## [Task to complete]
Quote all entries exactly, leaving pictures aside.

Items from a dataset
──────

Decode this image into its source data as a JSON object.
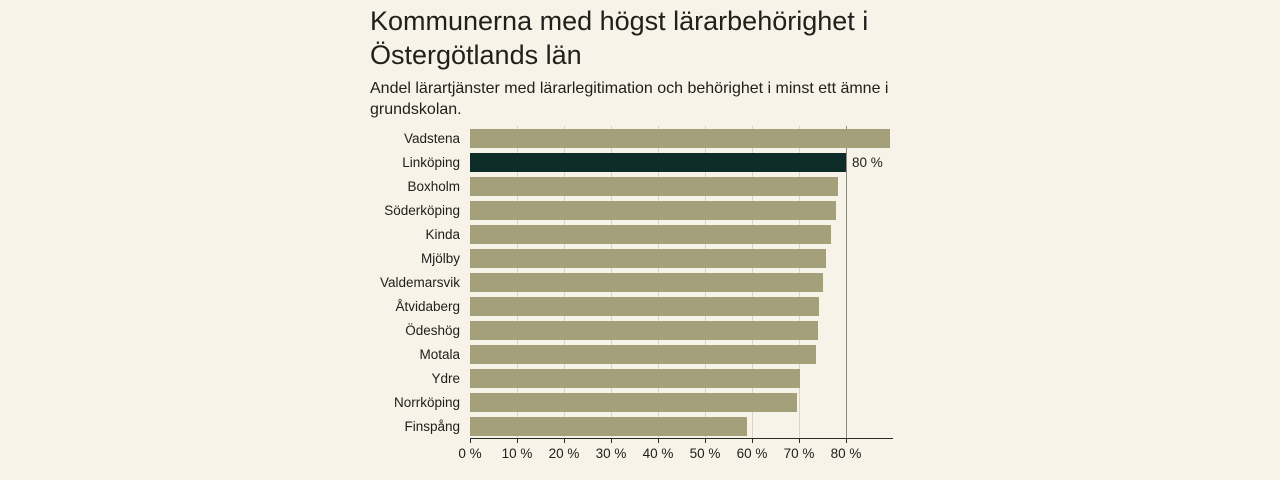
{
  "header": {
    "title": "Kommunerna med högst lärarbehörighet i Östergötlands län",
    "subtitle": "Andel lärartjänster med lärarlegitimation och behörighet i minst ett ämne i grundskolan."
  },
  "chart_data": {
    "type": "bar",
    "orientation": "horizontal",
    "title": "Kommunerna med högst lärarbehörighet i Östergötlands län",
    "subtitle": "Andel lärartjänster med lärarlegitimation och behörighet i minst ett ämne i grundskolan.",
    "categories": [
      "Vadstena",
      "Linköping",
      "Boxholm",
      "Söderköping",
      "Kinda",
      "Mjölby",
      "Valdemarsvik",
      "Åtvidaberg",
      "Ödeshög",
      "Motala",
      "Ydre",
      "Norrköping",
      "Finspång"
    ],
    "values": [
      89.4,
      80,
      78.4,
      77.9,
      76.8,
      75.7,
      75.1,
      74.3,
      74.0,
      73.6,
      70.2,
      69.6,
      58.9
    ],
    "unit": "%",
    "highlight": {
      "index": 1,
      "category": "Linköping",
      "value_label": "80 %"
    },
    "xlim": [
      0,
      90
    ],
    "ticks": [
      {
        "value": 0,
        "label": "0 %"
      },
      {
        "value": 10,
        "label": "10 %"
      },
      {
        "value": 20,
        "label": "20 %"
      },
      {
        "value": 30,
        "label": "30 %"
      },
      {
        "value": 40,
        "label": "40 %"
      },
      {
        "value": 50,
        "label": "50 %"
      },
      {
        "value": 60,
        "label": "60 %"
      },
      {
        "value": 70,
        "label": "70 %"
      },
      {
        "value": 80,
        "label": "80 %"
      }
    ],
    "gridlines": [
      10,
      20,
      30,
      40,
      50,
      60,
      70,
      80
    ],
    "reference_line": 80,
    "grid": true,
    "legend": "none",
    "colors": {
      "background": "#f7f3e8",
      "bar": "#a4a17a",
      "highlight_bar": "#0e2c28",
      "text": "#20201c",
      "gridline": "#d8d4c6",
      "reference_line": "#8c8a7e",
      "axis": "#2a2a26"
    }
  }
}
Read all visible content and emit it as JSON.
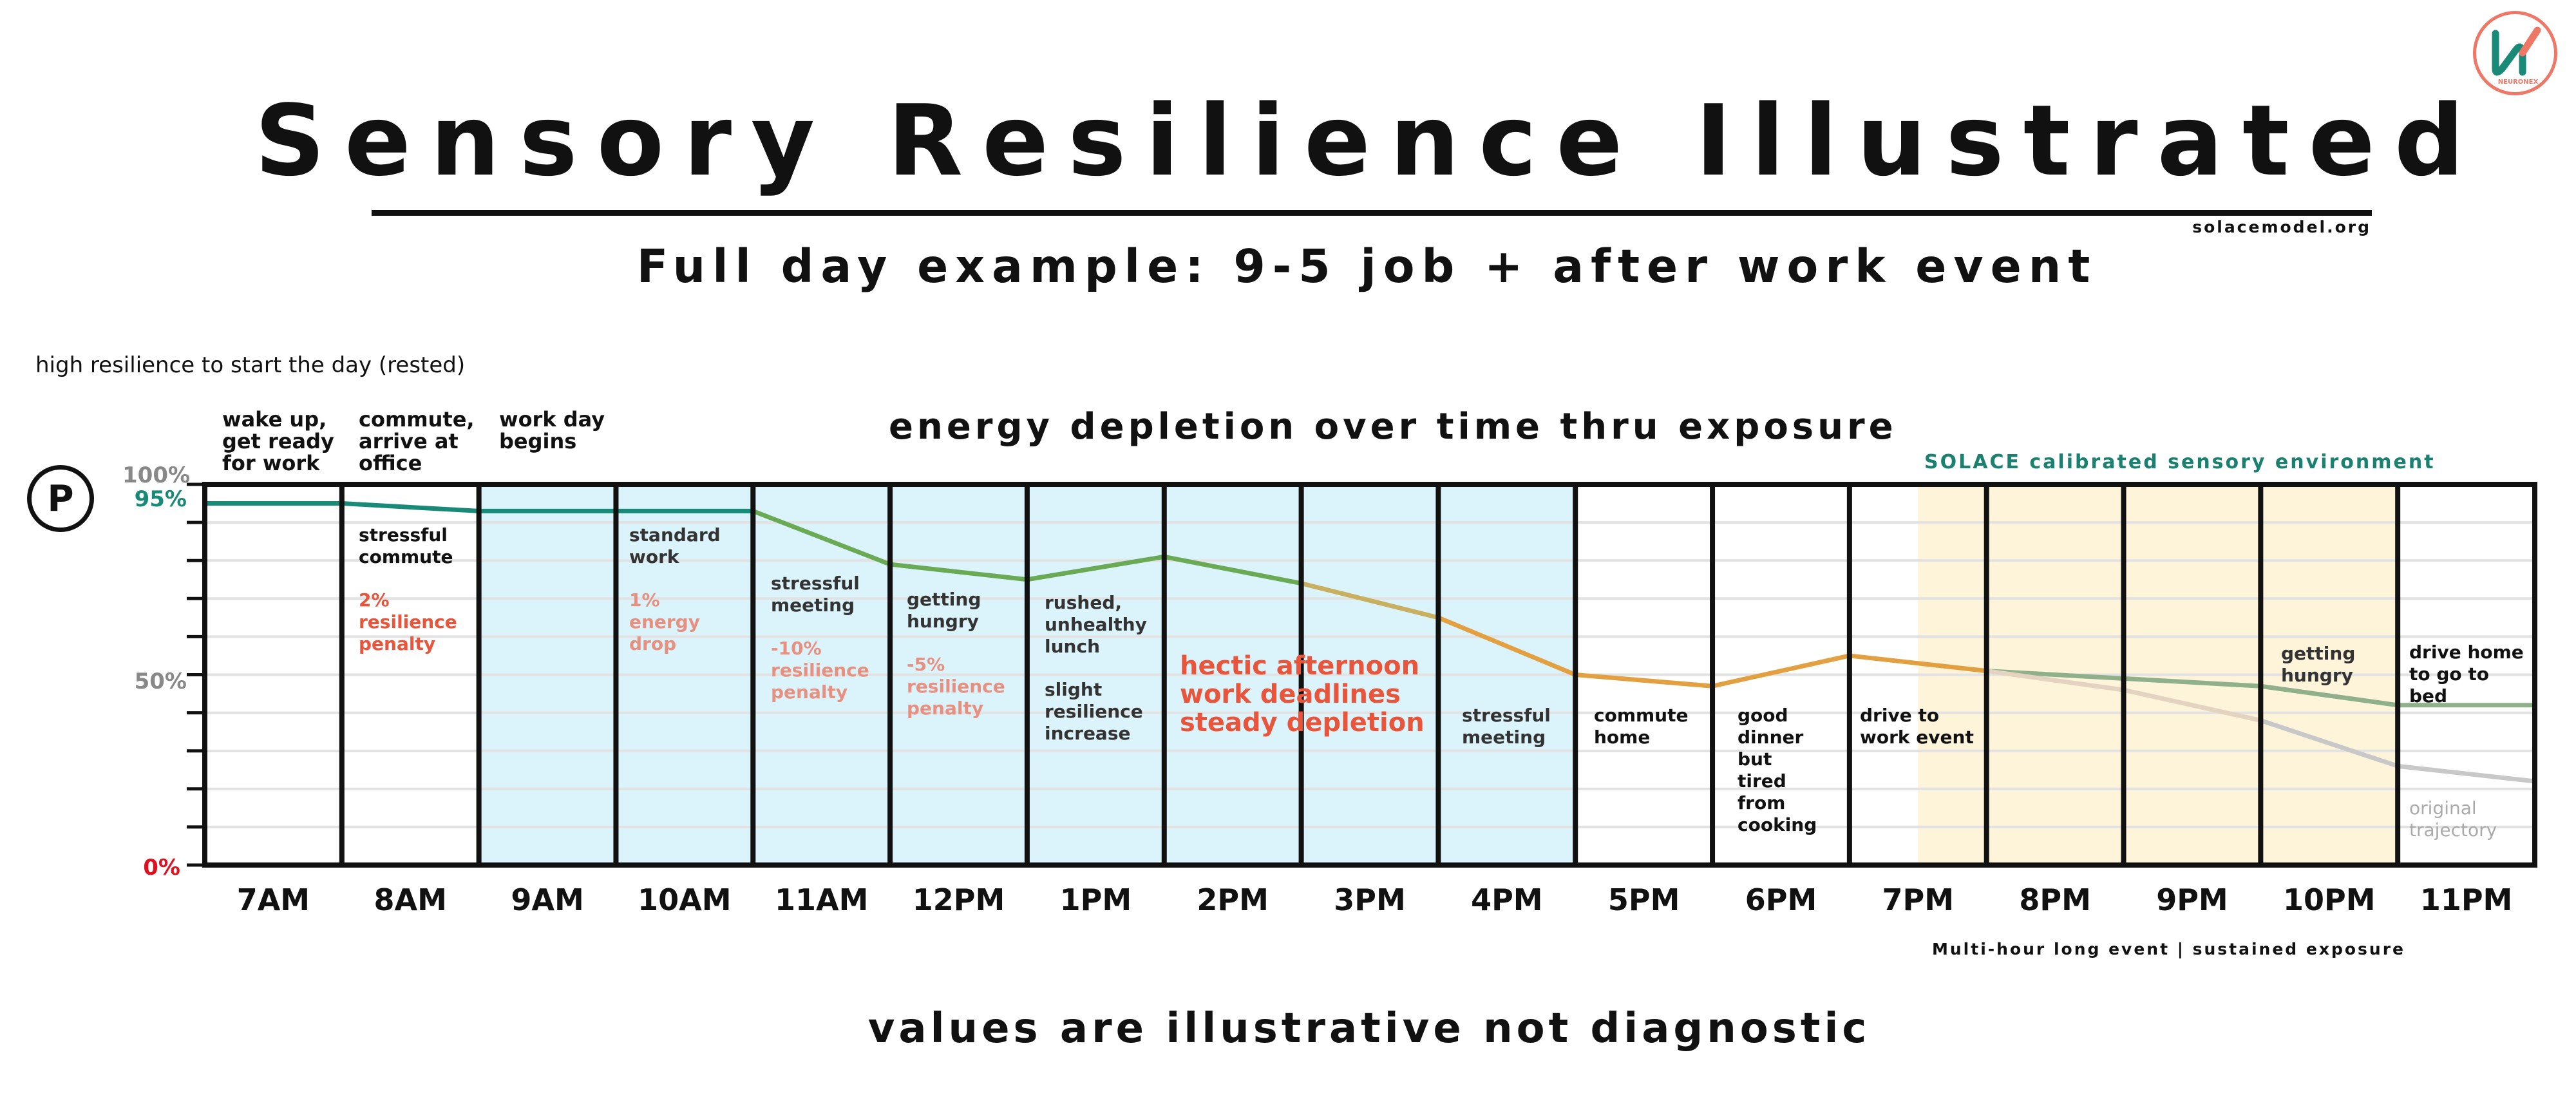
{
  "header": {
    "title": "Sensory Resilience Illustrated",
    "subtitle": "Full day example:  9-5 job + after work event",
    "site": "solacemodel.org",
    "logo_text": "NEURONEX"
  },
  "chart_labels": {
    "top_left_note": "high resilience to start the day (rested)",
    "center_header": "energy depletion over time thru exposure",
    "solace_label": "SOLACE calibrated sensory environment",
    "event_note": "Multi-hour long event | sustained exposure",
    "footer": "values are illustrative not diagnostic",
    "hectic": "hectic afternoon\nwork deadlines\nsteady depletion",
    "original_trajectory": "original\ntrajectory",
    "p_icon": "P"
  },
  "above_labels": {
    "wake": "wake up,\nget ready\nfor work",
    "commute": "commute,\narrive at\noffice",
    "workday": "work day\nbegins"
  },
  "annotations": {
    "stressful_commute": "stressful\ncommute",
    "commute_penalty": "2%\nresilience\npenalty",
    "standard_work": "standard\nwork",
    "energy_drop": "1%\nenergy\ndrop",
    "stressful_meeting_1": "stressful\nmeeting",
    "meeting_penalty": "-10%\nresilience\npenalty",
    "getting_hungry_1": "getting\nhungry",
    "hungry_penalty": "-5%\nresilience\npenalty",
    "rushed_lunch": "rushed,\nunhealthy\nlunch",
    "slight_increase": "slight\nresilience\nincrease",
    "stressful_meeting_2": "stressful\nmeeting",
    "commute_home": "commute\nhome",
    "good_dinner": "good\ndinner\nbut\ntired\nfrom\ncooking",
    "drive_to_event": "drive to\nwork event",
    "getting_hungry_2": "getting\nhungry",
    "drive_home": "drive home\nto go to\nbed"
  },
  "colors": {
    "work_hours_fill": "#dbf3fb",
    "event_fill": "#fdf4d9",
    "penalty_red": "#e8553a",
    "penalty_faded": "#e89080",
    "teal": "#1a8a78",
    "green": "#6aaa55",
    "orange": "#e3a040",
    "sage": "#8fb08a",
    "grey": "#c8c8c8",
    "zero_red": "#e01020"
  },
  "chart_data": {
    "type": "line",
    "x": [
      "7AM",
      "8AM",
      "9AM",
      "10AM",
      "11AM",
      "12PM",
      "1PM",
      "2PM",
      "3PM",
      "4PM",
      "5PM",
      "6PM",
      "7PM",
      "8PM",
      "9PM",
      "10PM",
      "11PM"
    ],
    "ylim": [
      0,
      100
    ],
    "yticks": [
      0,
      50,
      95,
      100
    ],
    "ytick_labels": [
      "0%",
      "50%",
      "95%",
      "100%"
    ],
    "grid": true,
    "series": [
      {
        "points": [
          [
            0,
            95
          ],
          [
            1,
            95
          ],
          [
            2,
            93
          ],
          [
            3,
            93
          ],
          [
            4,
            93
          ],
          [
            5,
            79
          ],
          [
            6,
            75
          ],
          [
            7,
            81
          ],
          [
            8,
            74
          ],
          [
            9,
            65
          ],
          [
            10,
            50
          ],
          [
            11,
            47
          ],
          [
            12,
            55
          ],
          [
            13,
            51
          ],
          [
            14,
            49
          ],
          [
            15,
            47
          ],
          [
            16,
            42
          ],
          [
            17,
            42
          ]
        ]
      },
      {
        "points": [
          [
            13,
            51
          ],
          [
            14,
            46
          ],
          [
            15,
            38
          ],
          [
            16,
            26
          ],
          [
            17,
            22
          ]
        ]
      }
    ],
    "shaded_work_hours": [
      "9AM",
      "4PM"
    ],
    "shaded_event": [
      "7:30PM",
      "11PM"
    ]
  }
}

──────

## [Worked solution]
Decode this image into its source data as a JSON object.
{
  "header": {
    "title": "Kommunerna med högst lärarbehörighet i Östergötlands län",
    "subtitle": "Andel lärartjänster med lärarlegitimation och behörighet i minst ett ämne i grundskolan."
  },
  "chart_data": {
    "type": "bar",
    "orientation": "horizontal",
    "title": "Kommunerna med högst lärarbehörighet i Östergötlands län",
    "subtitle": "Andel lärartjänster med lärarlegitimation och behörighet i minst ett ämne i grundskolan.",
    "categories": [
      "Vadstena",
      "Linköping",
      "Boxholm",
      "Söderköping",
      "Kinda",
      "Mjölby",
      "Valdemarsvik",
      "Åtvidaberg",
      "Ödeshög",
      "Motala",
      "Ydre",
      "Norrköping",
      "Finspång"
    ],
    "values": [
      89.4,
      80,
      78.4,
      77.9,
      76.8,
      75.7,
      75.1,
      74.3,
      74.0,
      73.6,
      70.2,
      69.6,
      58.9
    ],
    "unit": "%",
    "highlight": {
      "index": 1,
      "category": "Linköping",
      "value_label": "80 %"
    },
    "xlim": [
      0,
      90
    ],
    "ticks": [
      {
        "value": 0,
        "label": "0 %"
      },
      {
        "value": 10,
        "label": "10 %"
      },
      {
        "value": 20,
        "label": "20 %"
      },
      {
        "value": 30,
        "label": "30 %"
      },
      {
        "value": 40,
        "label": "40 %"
      },
      {
        "value": 50,
        "label": "50 %"
      },
      {
        "value": 60,
        "label": "60 %"
      },
      {
        "value": 70,
        "label": "70 %"
      },
      {
        "value": 80,
        "label": "80 %"
      }
    ],
    "gridlines": [
      10,
      20,
      30,
      40,
      50,
      60,
      70,
      80
    ],
    "reference_line": 80,
    "grid": true,
    "legend": "none",
    "colors": {
      "background": "#f7f3e8",
      "bar": "#a4a17a",
      "highlight_bar": "#0e2c28",
      "text": "#20201c",
      "gridline": "#d8d4c6",
      "reference_line": "#8c8a7e",
      "axis": "#2a2a26"
    }
  }
}
Read all visible content and emit it as JSON.
{
  "header": {
    "title": "Sensory Resilience Illustrated",
    "subtitle": "Full day example:  9-5 job + after work event",
    "site": "solacemodel.org",
    "logo_text": "NEURONEX"
  },
  "chart_labels": {
    "top_left_note": "high resilience to start the day (rested)",
    "center_header": "energy depletion over time thru exposure",
    "solace_label": "SOLACE calibrated sensory environment",
    "event_note": "Multi-hour long event | sustained exposure",
    "footer": "values are illustrative not diagnostic",
    "hectic": "hectic afternoon\nwork deadlines\nsteady depletion",
    "original_trajectory": "original\ntrajectory",
    "p_icon": "P"
  },
  "above_labels": {
    "wake": "wake up,\nget ready\nfor work",
    "commute": "commute,\narrive at\noffice",
    "workday": "work day\nbegins"
  },
  "annotations": {
    "stressful_commute": "stressful\ncommute",
    "commute_penalty": "2%\nresilience\npenalty",
    "standard_work": "standard\nwork",
    "energy_drop": "1%\nenergy\ndrop",
    "stressful_meeting_1": "stressful\nmeeting",
    "meeting_penalty": "-10%\nresilience\npenalty",
    "getting_hungry_1": "getting\nhungry",
    "hungry_penalty": "-5%\nresilience\npenalty",
    "rushed_lunch": "rushed,\nunhealthy\nlunch",
    "slight_increase": "slight\nresilience\nincrease",
    "stressful_meeting_2": "stressful\nmeeting",
    "commute_home": "commute\nhome",
    "good_dinner": "good\ndinner\nbut\ntired\nfrom\ncooking",
    "drive_to_event": "drive to\nwork event",
    "getting_hungry_2": "getting\nhungry",
    "drive_home": "drive home\nto go to\nbed"
  },
  "colors": {
    "work_hours_fill": "#dbf3fb",
    "event_fill": "#fdf4d9",
    "penalty_red": "#e8553a",
    "penalty_faded": "#e89080",
    "teal": "#1a8a78",
    "green": "#6aaa55",
    "orange": "#e3a040",
    "sage": "#8fb08a",
    "grey": "#c8c8c8",
    "zero_red": "#e01020"
  },
  "chart_data": {
    "type": "line",
    "x": [
      "7AM",
      "8AM",
      "9AM",
      "10AM",
      "11AM",
      "12PM",
      "1PM",
      "2PM",
      "3PM",
      "4PM",
      "5PM",
      "6PM",
      "7PM",
      "8PM",
      "9PM",
      "10PM",
      "11PM"
    ],
    "ylim": [
      0,
      100
    ],
    "yticks": [
      0,
      50,
      95,
      100
    ],
    "ytick_labels": [
      "0%",
      "50%",
      "95%",
      "100%"
    ],
    "grid": true,
    "series": [
      {
        "points": [
          [
            0,
            95
          ],
          [
            1,
            95
          ],
          [
            2,
            93
          ],
          [
            3,
            93
          ],
          [
            4,
            93
          ],
          [
            5,
            79
          ],
          [
            6,
            75
          ],
          [
            7,
            81
          ],
          [
            8,
            74
          ],
          [
            9,
            65
          ],
          [
            10,
            50
          ],
          [
            11,
            47
          ],
          [
            12,
            55
          ],
          [
            13,
            51
          ],
          [
            14,
            49
          ],
          [
            15,
            47
          ],
          [
            16,
            42
          ],
          [
            17,
            42
          ]
        ]
      },
      {
        "points": [
          [
            13,
            51
          ],
          [
            14,
            46
          ],
          [
            15,
            38
          ],
          [
            16,
            26
          ],
          [
            17,
            22
          ]
        ]
      }
    ],
    "shaded_work_hours": [
      "9AM",
      "4PM"
    ],
    "shaded_event": [
      "7:30PM",
      "11PM"
    ]
  }
}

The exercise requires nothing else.